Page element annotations
= = = =

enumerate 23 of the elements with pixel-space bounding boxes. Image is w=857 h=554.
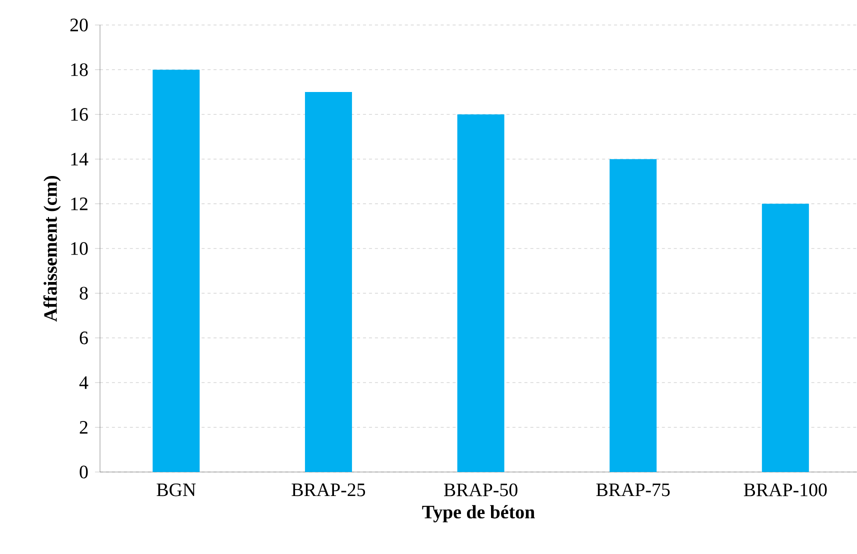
y-tick-label: 6 — [80, 332, 88, 344]
y-tick-label: 8 — [80, 286, 88, 300]
bar — [304, 92, 352, 472]
x-tick-label: BRAP-25 — [292, 484, 366, 496]
x-tick-label: BRAP-50 — [444, 484, 518, 496]
y-tick-label: 10 — [71, 242, 88, 255]
x-axis-title: Type de béton — [422, 505, 535, 522]
y-tick-label: 4 — [79, 376, 88, 389]
bar — [762, 204, 809, 472]
x-tick-label: BRAP-100 — [744, 484, 827, 496]
x-tick-label: BRAP-75 — [596, 484, 670, 496]
y-tick-label: 18 — [71, 63, 88, 76]
y-tick-label: 2 — [80, 421, 88, 434]
bar — [457, 114, 504, 472]
y-tick-label: 0 — [80, 466, 88, 478]
y-tick-label: 14 — [71, 152, 88, 166]
y-tick-label: 12 — [71, 198, 88, 210]
bar — [152, 70, 200, 472]
y-tick-label: 20 — [70, 18, 88, 32]
x-tick-label: BGN — [156, 484, 196, 496]
bar — [610, 159, 657, 472]
y-axis-title: Affaissement (cm) — [43, 176, 61, 322]
y-tick-label: 16 — [71, 108, 88, 121]
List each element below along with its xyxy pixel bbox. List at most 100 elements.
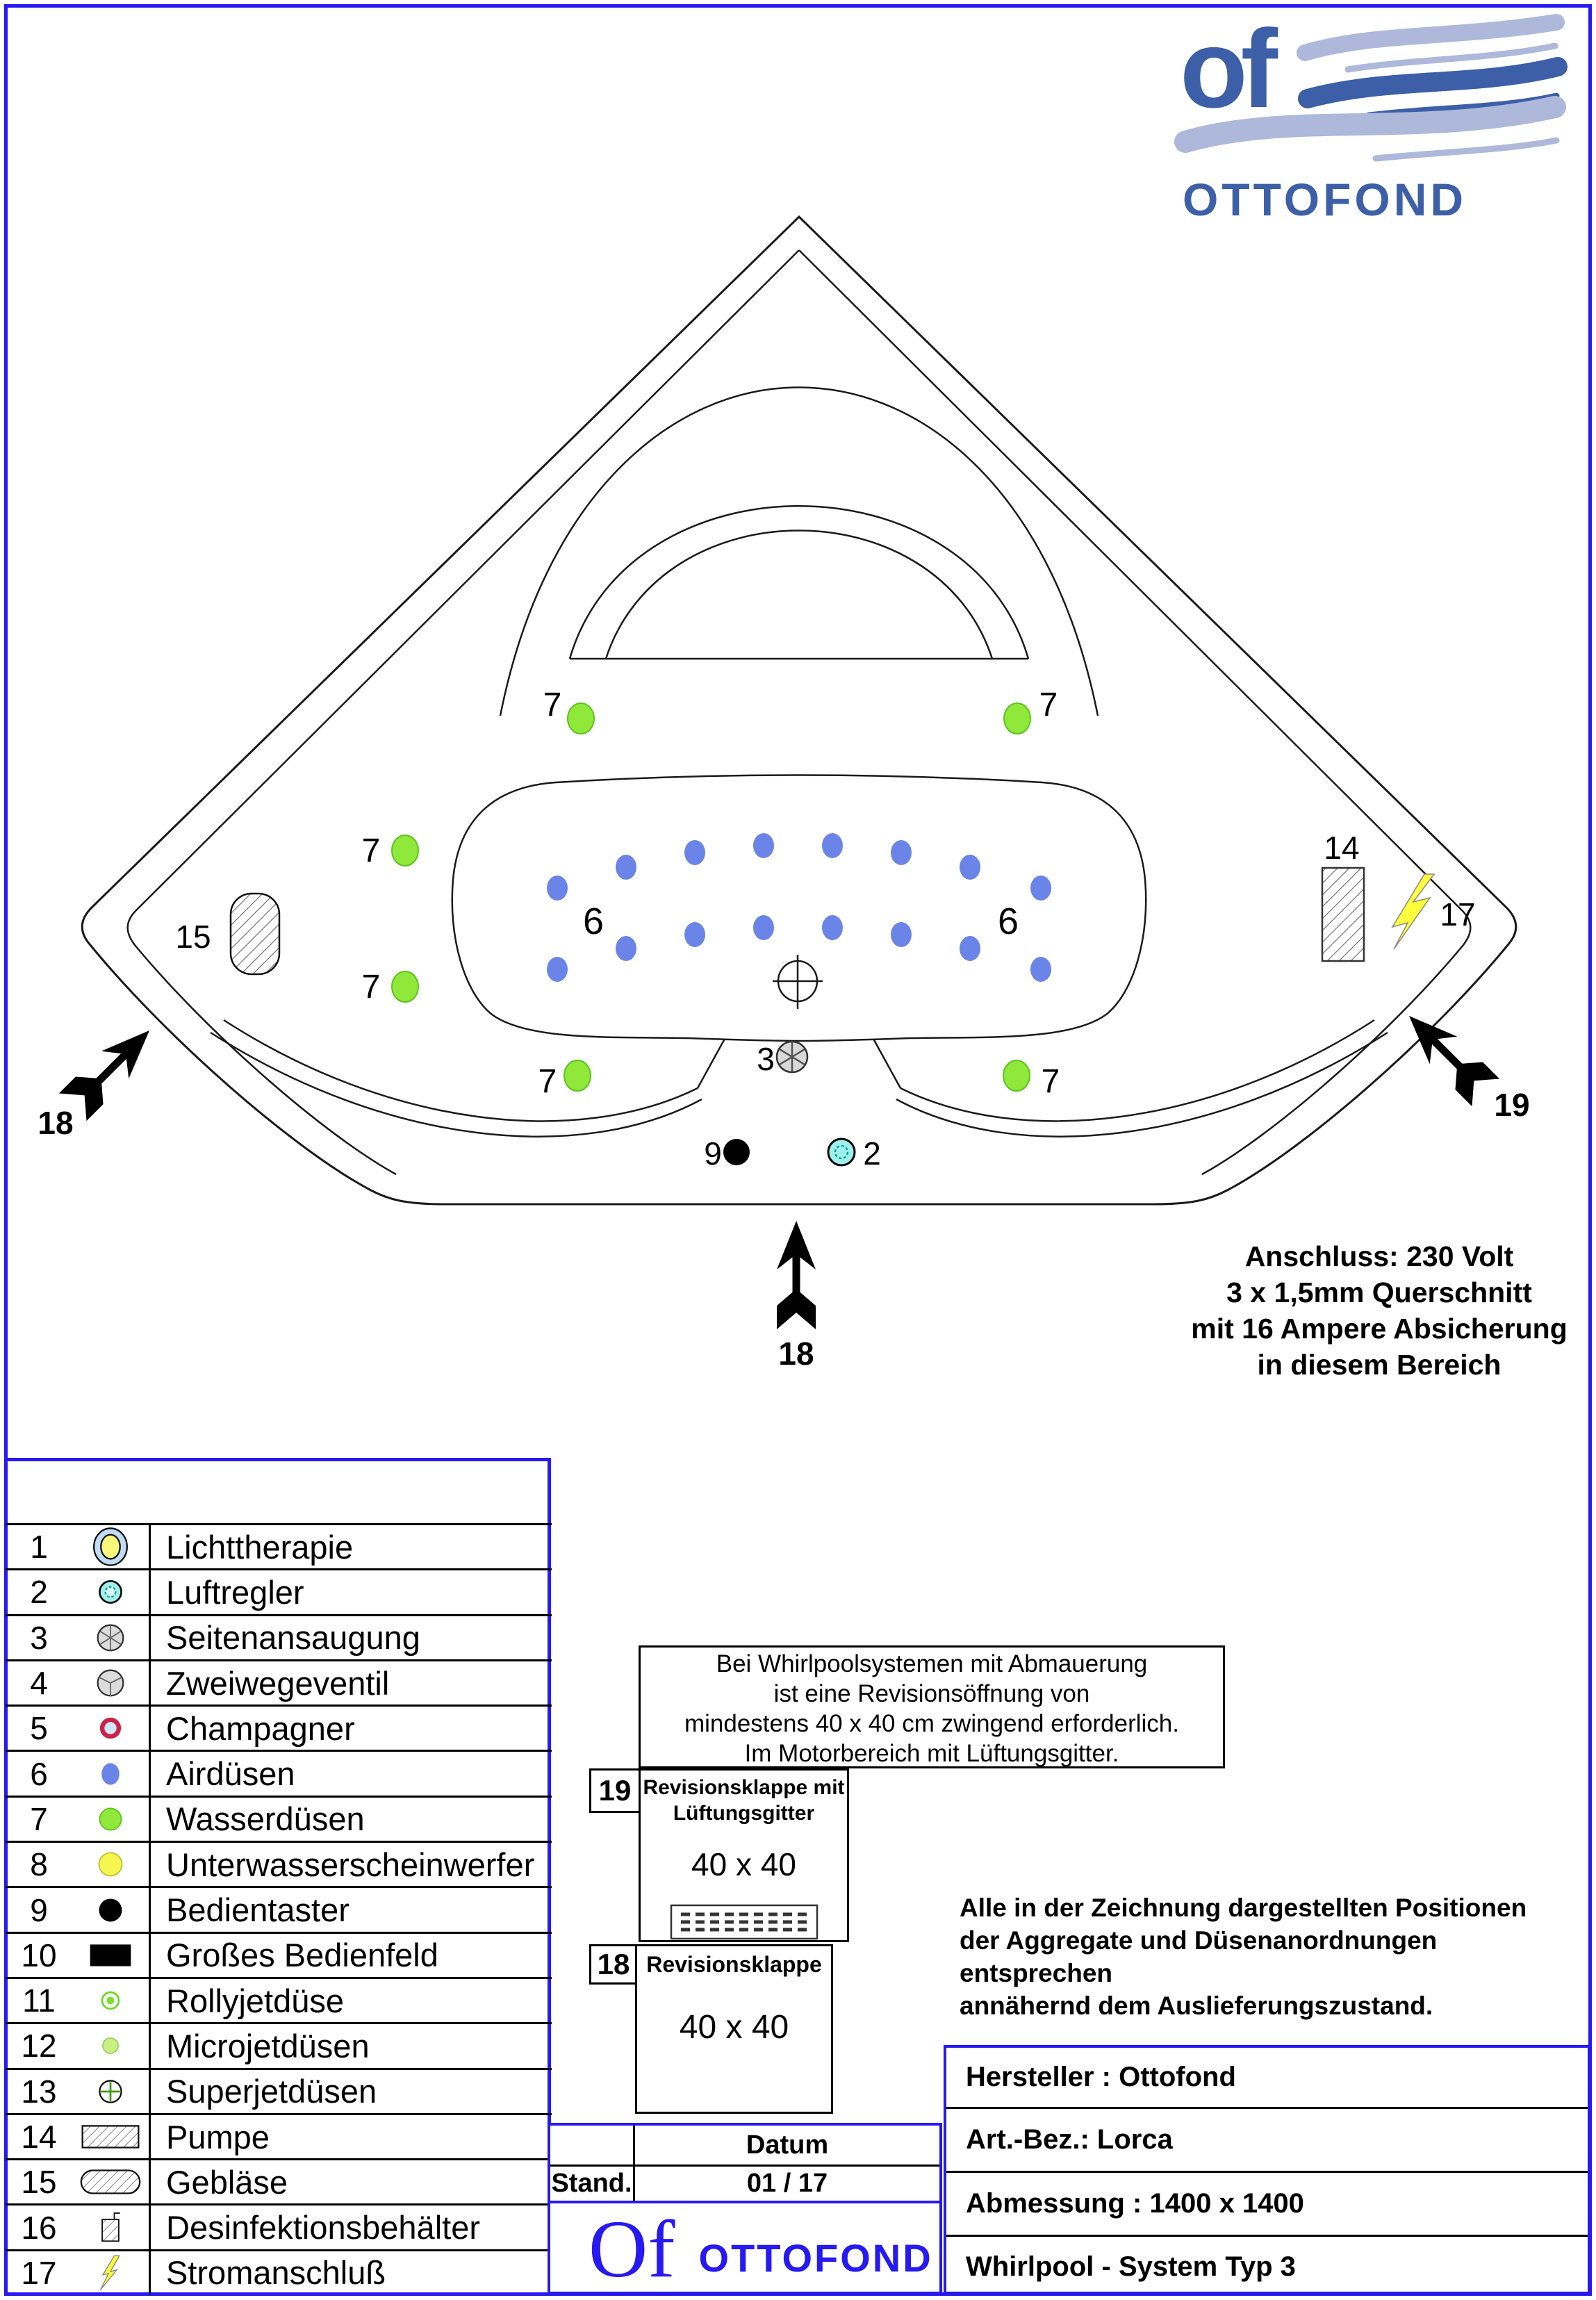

= = = =

### Required task
Copy everything from the start of the records down to the line containing "x-tick-label: BRAP-25 — [292, 484, 366, 496]", changing "bounding boxes" to "bounding rectangles" and leaving the rest as it is. Omit the pictures from your copy.

### Result below
enumerate 23 of the elements with pixel-space bounding rectangles. Image is w=857 h=554.
y-tick-label: 6 — [80, 332, 88, 344]
y-tick-label: 8 — [80, 286, 88, 300]
bar — [304, 92, 352, 472]
x-tick-label: BRAP-25 — [292, 484, 366, 496]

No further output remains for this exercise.